== Directive ==
Pull out all lines from the listing below in which the word "dans" appears.
— start of Available records —
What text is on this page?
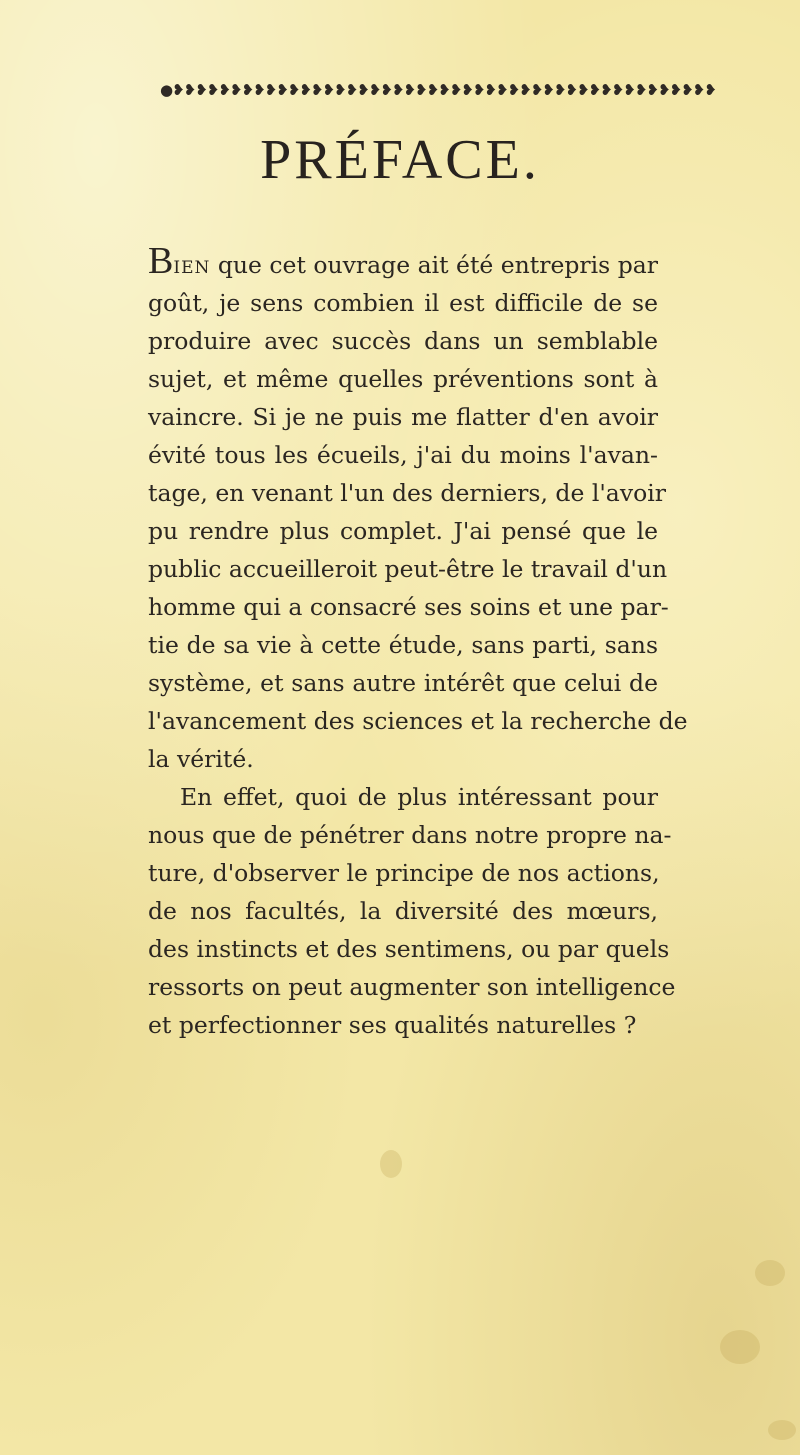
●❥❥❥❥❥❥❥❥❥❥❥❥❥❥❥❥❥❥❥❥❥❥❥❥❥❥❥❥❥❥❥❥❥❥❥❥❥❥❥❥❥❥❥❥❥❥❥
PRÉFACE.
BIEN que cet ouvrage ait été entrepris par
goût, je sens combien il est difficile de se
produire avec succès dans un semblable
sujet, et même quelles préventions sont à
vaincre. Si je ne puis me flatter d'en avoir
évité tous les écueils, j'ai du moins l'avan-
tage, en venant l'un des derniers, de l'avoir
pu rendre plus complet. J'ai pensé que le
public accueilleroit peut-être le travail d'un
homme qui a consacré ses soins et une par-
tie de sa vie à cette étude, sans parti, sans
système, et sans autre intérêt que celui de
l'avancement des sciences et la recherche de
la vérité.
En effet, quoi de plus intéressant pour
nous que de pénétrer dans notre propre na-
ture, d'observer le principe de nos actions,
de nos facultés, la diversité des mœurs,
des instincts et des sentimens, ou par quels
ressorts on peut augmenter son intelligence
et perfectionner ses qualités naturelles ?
— end of Available records —
== Complete output ==
produire avec succès dans un semblable
nous que de pénétrer dans notre propre na-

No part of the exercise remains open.